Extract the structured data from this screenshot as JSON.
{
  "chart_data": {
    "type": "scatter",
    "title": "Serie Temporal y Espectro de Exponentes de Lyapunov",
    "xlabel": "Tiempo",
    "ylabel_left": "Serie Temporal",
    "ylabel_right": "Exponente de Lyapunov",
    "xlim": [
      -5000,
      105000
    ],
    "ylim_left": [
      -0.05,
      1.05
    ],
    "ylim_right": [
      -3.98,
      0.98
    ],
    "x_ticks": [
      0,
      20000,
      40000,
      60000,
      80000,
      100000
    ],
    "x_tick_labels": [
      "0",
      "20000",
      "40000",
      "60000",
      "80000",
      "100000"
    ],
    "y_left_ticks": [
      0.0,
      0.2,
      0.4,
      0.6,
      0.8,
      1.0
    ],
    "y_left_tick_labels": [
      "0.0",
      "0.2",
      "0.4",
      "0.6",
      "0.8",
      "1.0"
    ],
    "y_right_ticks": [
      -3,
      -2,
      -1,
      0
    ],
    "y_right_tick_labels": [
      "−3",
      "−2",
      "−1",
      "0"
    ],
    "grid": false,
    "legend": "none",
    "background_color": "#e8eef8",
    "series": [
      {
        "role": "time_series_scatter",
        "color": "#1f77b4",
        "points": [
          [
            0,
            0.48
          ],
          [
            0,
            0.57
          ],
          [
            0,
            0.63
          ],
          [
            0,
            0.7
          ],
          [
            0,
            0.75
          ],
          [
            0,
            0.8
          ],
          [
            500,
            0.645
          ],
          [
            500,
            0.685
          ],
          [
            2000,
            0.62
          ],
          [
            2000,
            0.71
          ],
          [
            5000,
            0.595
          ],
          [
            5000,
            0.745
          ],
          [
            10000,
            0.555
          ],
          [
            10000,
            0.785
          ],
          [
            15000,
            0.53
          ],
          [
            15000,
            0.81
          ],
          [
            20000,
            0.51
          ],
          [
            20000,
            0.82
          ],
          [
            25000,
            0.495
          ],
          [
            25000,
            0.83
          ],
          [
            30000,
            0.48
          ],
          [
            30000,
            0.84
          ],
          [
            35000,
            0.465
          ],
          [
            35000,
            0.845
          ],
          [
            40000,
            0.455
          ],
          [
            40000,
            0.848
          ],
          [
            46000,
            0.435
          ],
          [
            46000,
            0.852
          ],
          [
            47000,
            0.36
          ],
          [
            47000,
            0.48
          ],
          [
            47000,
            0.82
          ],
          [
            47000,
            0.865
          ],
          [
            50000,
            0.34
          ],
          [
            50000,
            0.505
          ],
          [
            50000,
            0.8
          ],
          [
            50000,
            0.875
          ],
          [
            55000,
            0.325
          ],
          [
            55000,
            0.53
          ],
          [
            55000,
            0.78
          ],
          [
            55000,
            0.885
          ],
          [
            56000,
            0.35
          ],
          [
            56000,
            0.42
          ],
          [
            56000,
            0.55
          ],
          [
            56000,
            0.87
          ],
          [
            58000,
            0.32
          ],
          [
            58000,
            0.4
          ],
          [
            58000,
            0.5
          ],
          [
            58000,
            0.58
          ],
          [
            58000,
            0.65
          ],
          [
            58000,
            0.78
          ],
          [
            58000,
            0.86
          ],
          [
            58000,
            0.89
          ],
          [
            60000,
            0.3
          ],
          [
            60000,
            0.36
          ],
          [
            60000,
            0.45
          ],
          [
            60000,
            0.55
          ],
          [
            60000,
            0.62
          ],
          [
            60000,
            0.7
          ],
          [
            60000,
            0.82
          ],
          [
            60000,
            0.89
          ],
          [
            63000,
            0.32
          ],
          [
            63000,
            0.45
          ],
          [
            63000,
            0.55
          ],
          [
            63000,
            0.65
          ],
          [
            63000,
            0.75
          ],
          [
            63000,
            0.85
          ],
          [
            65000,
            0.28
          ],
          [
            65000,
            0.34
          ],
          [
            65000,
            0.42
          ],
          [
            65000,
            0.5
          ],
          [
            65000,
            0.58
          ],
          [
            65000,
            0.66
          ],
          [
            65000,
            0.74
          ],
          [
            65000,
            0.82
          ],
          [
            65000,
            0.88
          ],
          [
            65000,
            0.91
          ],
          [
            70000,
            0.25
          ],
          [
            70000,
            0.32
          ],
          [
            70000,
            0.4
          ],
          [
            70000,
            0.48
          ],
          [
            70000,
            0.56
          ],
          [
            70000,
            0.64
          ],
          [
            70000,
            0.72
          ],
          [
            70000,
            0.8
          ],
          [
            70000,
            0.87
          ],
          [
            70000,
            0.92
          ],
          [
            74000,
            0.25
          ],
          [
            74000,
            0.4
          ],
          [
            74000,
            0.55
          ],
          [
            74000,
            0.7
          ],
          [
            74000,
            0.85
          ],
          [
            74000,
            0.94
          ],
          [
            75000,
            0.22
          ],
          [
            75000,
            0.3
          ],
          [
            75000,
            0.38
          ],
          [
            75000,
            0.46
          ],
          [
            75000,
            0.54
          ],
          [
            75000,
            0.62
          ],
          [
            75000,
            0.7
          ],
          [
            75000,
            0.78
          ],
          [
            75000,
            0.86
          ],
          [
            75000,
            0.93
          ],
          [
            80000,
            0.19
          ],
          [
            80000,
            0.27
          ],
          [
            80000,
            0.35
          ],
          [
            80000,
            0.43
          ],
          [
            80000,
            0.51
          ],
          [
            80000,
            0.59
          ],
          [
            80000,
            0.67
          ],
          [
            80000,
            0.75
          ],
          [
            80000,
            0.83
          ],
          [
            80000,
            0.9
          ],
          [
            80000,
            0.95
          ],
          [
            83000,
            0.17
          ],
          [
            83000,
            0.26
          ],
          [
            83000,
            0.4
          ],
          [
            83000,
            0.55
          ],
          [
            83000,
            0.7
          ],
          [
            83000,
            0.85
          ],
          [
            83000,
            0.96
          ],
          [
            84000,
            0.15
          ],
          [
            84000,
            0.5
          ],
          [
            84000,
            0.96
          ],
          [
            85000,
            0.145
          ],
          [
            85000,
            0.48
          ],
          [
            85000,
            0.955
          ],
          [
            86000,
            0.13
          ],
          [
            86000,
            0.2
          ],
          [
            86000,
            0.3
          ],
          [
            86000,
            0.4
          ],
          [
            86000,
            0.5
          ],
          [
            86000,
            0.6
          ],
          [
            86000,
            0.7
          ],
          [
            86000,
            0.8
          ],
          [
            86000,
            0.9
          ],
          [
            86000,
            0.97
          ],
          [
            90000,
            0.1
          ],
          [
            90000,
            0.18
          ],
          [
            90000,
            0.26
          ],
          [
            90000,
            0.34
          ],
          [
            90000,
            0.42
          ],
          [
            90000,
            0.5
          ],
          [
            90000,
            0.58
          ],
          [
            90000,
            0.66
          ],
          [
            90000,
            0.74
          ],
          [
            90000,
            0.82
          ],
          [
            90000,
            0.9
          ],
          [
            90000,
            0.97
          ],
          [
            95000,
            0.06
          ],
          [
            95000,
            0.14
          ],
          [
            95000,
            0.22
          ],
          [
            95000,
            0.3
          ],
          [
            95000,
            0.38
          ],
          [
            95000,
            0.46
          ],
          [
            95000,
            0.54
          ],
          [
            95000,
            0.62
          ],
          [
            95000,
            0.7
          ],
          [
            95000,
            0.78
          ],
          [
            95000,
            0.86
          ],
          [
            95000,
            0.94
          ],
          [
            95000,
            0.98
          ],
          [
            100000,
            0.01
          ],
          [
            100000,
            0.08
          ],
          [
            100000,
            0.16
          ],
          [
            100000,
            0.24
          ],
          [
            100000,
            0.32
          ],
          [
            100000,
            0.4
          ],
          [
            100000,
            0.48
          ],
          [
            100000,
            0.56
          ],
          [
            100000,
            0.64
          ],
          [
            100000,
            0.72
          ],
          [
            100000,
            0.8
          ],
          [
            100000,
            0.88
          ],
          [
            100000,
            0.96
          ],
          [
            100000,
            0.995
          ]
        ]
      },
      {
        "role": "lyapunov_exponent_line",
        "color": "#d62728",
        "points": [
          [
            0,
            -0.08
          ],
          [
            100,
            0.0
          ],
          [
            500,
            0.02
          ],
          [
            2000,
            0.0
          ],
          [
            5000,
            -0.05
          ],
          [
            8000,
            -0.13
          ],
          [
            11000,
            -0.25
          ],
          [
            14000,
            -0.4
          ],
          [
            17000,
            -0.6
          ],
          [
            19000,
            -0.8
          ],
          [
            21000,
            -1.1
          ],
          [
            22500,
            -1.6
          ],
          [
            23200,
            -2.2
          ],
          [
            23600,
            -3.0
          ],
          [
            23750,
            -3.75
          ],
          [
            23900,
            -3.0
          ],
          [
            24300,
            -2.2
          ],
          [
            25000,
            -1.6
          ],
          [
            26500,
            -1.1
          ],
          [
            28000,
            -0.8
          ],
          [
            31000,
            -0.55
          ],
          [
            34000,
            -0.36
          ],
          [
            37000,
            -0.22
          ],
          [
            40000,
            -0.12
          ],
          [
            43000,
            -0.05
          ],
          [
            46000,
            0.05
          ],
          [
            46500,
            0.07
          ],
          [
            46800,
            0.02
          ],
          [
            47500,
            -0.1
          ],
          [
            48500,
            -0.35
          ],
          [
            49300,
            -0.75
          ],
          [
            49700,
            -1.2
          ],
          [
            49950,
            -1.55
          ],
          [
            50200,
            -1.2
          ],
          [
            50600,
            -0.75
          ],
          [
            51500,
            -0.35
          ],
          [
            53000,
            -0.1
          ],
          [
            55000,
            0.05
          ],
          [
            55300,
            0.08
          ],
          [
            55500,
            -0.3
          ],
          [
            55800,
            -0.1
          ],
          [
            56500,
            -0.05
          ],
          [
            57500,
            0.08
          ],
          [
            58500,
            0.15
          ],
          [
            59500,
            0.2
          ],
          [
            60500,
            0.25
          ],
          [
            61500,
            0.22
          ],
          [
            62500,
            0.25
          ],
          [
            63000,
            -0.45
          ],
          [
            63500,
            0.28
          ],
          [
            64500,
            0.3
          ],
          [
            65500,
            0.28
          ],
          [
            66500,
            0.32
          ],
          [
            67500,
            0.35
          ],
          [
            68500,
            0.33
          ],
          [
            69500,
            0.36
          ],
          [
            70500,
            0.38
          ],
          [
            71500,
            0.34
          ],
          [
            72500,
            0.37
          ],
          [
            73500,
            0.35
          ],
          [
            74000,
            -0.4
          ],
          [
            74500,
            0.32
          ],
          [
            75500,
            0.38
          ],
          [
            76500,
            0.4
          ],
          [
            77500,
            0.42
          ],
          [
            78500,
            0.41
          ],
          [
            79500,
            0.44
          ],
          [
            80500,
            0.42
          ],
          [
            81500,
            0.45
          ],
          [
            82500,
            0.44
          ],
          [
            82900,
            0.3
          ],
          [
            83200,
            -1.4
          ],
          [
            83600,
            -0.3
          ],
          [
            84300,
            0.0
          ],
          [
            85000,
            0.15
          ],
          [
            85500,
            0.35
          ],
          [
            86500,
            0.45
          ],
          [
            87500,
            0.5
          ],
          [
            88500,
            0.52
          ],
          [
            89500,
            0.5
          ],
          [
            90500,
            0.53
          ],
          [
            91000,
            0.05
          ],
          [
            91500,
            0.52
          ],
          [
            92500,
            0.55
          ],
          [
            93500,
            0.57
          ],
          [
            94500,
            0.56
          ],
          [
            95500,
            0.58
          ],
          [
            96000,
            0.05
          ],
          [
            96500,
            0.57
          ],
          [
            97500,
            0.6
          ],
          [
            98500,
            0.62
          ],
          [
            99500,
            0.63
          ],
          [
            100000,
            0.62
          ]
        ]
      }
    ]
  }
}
┄┄┄┄┄┄
[GIVEN REQUEST] Among the lines of the material, find those that hold the word "role" and copy them.

[THE SOLUTION]
        "role": "time_series_scatter",
        "role": "lyapunov_exponent_line",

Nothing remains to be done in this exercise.